■ Task requirements ■
Every record should be written out exactly, with the pictures left out.

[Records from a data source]
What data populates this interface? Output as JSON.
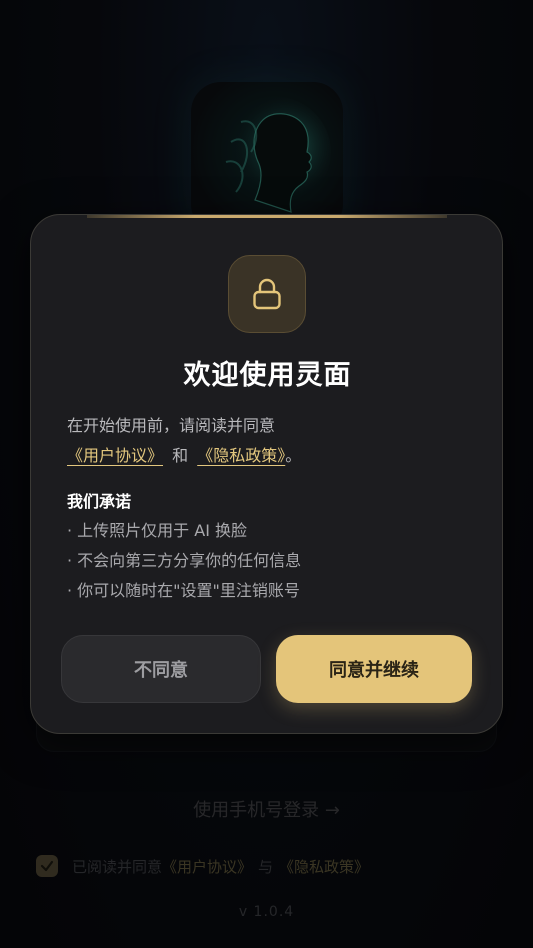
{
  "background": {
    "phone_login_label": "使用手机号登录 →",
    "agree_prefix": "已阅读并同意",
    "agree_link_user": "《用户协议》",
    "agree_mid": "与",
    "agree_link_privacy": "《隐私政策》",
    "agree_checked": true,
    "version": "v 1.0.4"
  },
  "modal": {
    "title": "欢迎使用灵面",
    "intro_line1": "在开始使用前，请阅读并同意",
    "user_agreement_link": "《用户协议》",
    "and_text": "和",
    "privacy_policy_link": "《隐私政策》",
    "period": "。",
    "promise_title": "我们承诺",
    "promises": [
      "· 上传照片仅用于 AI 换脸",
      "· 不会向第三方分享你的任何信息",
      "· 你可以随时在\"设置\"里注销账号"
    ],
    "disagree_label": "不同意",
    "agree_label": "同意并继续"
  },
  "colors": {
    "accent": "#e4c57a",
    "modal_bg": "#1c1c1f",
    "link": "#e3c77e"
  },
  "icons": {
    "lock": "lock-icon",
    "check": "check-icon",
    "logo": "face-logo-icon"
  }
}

■ Output for this task ■
What data populates this interface? Output as JSON.
{
  "background": {
    "phone_login_label": "使用手机号登录 →",
    "agree_prefix": "已阅读并同意",
    "agree_link_user": "《用户协议》",
    "agree_mid": "与",
    "agree_link_privacy": "《隐私政策》",
    "agree_checked": true,
    "version": "v 1.0.4"
  },
  "modal": {
    "title": "欢迎使用灵面",
    "intro_line1": "在开始使用前，请阅读并同意",
    "user_agreement_link": "《用户协议》",
    "and_text": "和",
    "privacy_policy_link": "《隐私政策》",
    "period": "。",
    "promise_title": "我们承诺",
    "promises": [
      "· 上传照片仅用于 AI 换脸",
      "· 不会向第三方分享你的任何信息",
      "· 你可以随时在\"设置\"里注销账号"
    ],
    "disagree_label": "不同意",
    "agree_label": "同意并继续"
  },
  "colors": {
    "accent": "#e4c57a",
    "modal_bg": "#1c1c1f",
    "link": "#e3c77e"
  },
  "icons": {
    "lock": "lock-icon",
    "check": "check-icon",
    "logo": "face-logo-icon"
  }
}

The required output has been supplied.